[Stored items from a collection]
---------------
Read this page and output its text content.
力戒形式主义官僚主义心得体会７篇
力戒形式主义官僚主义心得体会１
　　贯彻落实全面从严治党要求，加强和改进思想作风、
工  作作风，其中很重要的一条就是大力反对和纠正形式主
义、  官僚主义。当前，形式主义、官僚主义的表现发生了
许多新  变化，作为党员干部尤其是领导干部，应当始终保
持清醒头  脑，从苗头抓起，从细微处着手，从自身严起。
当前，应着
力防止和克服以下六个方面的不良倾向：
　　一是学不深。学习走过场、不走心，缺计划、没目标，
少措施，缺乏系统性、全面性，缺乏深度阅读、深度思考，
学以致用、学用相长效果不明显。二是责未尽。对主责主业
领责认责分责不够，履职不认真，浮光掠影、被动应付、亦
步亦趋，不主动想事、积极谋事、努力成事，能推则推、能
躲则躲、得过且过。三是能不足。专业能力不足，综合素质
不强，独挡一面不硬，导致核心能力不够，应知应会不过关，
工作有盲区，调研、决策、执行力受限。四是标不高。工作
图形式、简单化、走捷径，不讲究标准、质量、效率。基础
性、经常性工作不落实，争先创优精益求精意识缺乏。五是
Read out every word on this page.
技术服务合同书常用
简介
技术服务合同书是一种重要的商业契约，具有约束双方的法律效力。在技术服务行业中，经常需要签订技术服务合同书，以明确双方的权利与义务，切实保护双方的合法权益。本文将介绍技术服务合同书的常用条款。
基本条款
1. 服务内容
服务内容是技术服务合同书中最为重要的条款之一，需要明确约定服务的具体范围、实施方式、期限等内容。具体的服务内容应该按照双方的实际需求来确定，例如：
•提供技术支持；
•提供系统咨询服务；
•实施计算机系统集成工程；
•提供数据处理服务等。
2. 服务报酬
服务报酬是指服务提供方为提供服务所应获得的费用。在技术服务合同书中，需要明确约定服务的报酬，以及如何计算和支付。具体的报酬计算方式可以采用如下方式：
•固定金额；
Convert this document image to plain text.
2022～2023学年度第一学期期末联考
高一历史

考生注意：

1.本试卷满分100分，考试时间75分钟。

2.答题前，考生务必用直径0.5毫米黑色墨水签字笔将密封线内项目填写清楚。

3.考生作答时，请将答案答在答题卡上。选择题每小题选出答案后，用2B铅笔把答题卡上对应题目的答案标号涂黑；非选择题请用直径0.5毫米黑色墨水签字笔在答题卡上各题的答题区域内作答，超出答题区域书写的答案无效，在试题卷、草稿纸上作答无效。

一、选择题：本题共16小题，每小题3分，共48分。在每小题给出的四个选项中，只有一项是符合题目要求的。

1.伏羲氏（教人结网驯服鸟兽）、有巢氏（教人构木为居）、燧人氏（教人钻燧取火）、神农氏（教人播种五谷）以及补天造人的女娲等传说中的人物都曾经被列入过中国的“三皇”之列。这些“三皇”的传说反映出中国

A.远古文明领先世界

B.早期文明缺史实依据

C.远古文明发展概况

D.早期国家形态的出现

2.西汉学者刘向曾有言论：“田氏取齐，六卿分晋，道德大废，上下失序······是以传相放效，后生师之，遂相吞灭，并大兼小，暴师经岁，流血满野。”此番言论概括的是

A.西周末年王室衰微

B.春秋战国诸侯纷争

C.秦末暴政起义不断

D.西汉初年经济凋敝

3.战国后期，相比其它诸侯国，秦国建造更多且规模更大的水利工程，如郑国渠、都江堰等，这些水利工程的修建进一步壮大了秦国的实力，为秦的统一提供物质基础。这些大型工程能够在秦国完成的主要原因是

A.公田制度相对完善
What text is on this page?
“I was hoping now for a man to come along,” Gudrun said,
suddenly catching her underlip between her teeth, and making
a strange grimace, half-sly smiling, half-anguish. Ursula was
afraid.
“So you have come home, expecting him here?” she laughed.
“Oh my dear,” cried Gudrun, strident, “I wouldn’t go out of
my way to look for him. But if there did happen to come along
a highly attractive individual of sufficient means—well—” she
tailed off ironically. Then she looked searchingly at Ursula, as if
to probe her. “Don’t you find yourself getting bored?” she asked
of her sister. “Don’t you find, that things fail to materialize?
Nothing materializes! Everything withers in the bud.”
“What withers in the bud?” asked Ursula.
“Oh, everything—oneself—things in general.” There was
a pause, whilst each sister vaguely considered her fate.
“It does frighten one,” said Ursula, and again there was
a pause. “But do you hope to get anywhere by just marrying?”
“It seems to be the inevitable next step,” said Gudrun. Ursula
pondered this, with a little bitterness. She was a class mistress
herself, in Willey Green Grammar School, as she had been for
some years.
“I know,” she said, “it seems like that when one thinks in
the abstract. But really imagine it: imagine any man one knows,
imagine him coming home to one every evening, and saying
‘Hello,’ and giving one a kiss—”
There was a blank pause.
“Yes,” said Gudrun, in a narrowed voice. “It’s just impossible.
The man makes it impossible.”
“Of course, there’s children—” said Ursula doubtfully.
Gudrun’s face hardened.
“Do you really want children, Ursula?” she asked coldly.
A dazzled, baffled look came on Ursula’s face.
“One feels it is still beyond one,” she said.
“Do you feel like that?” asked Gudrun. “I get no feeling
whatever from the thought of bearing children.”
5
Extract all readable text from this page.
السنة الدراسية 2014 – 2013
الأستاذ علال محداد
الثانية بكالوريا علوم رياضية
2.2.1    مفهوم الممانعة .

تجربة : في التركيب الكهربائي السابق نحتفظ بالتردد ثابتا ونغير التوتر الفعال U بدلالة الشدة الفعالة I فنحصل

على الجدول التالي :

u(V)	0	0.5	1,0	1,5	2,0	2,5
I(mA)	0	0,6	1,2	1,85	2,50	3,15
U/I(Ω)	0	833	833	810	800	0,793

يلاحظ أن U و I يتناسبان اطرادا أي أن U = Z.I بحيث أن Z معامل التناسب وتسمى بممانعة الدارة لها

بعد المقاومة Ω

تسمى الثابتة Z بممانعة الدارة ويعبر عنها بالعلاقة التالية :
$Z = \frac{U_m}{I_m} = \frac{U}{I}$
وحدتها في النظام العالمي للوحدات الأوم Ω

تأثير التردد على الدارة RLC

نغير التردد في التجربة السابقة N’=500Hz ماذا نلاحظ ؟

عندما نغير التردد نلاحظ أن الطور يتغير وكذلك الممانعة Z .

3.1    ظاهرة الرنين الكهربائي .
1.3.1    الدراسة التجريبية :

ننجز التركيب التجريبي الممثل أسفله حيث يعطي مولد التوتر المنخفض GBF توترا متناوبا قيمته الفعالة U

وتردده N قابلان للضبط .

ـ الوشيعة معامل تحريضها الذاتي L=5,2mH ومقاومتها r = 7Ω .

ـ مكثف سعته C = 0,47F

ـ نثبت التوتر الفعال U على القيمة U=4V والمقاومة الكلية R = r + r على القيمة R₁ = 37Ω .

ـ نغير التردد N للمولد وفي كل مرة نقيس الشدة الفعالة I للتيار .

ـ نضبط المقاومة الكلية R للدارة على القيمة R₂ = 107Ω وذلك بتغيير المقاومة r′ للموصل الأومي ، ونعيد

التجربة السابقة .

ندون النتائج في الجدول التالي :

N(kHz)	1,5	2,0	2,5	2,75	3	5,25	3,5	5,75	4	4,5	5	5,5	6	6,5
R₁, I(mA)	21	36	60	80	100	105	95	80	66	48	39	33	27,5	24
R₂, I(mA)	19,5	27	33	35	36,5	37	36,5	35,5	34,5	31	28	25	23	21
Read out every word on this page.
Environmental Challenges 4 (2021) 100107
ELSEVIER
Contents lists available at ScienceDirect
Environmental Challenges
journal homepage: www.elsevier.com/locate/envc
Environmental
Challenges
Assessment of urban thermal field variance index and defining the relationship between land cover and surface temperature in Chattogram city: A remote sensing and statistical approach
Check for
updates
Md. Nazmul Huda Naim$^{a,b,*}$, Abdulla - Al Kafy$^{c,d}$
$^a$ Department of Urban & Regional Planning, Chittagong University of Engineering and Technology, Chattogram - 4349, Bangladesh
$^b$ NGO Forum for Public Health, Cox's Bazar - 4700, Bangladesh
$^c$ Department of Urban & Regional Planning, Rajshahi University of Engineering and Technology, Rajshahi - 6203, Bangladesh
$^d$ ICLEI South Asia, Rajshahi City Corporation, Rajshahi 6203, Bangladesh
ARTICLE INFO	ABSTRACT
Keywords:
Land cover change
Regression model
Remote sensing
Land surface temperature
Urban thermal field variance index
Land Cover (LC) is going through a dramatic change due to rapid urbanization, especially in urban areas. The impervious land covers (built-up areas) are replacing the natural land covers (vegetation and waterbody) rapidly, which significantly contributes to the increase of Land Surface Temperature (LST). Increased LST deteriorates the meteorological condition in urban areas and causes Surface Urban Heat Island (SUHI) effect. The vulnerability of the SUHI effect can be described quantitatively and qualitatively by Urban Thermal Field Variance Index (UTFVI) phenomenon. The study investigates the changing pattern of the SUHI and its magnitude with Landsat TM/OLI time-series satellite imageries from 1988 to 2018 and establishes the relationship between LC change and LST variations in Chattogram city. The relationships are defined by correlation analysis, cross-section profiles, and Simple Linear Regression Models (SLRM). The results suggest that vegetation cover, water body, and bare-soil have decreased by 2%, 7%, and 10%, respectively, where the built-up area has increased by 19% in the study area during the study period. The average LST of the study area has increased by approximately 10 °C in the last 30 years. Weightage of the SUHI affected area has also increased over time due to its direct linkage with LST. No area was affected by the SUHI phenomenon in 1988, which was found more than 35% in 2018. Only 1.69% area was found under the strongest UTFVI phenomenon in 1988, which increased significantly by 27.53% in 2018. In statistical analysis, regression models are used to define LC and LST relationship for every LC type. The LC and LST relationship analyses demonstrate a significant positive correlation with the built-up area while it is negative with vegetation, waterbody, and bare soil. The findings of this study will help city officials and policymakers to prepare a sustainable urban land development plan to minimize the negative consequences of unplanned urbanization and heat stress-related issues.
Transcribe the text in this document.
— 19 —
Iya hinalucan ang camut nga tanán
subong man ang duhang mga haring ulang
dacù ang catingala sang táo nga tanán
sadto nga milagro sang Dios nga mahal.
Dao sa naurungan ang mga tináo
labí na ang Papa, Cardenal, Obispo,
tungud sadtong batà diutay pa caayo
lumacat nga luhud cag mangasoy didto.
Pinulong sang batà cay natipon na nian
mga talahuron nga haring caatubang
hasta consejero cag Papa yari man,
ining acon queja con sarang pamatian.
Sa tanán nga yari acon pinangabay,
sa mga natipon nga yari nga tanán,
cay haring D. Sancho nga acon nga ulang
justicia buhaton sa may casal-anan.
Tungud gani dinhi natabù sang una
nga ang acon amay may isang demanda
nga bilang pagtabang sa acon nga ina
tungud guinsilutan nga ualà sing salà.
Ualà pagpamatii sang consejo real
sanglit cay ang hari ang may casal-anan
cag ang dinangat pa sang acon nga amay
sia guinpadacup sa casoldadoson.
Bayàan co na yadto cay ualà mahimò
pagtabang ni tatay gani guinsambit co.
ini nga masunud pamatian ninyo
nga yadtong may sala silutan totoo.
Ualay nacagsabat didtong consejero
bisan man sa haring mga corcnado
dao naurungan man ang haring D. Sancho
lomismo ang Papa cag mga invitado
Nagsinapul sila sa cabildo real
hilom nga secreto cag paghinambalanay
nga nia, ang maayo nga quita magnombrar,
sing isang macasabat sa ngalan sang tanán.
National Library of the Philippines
---------------
(Your goal): Where a line above holds the string "pagtabang", show that line.

(Output of the task):
nga bilang pagtabang sa acon nga ina
pagtabang ni tatay gani guinsambit co.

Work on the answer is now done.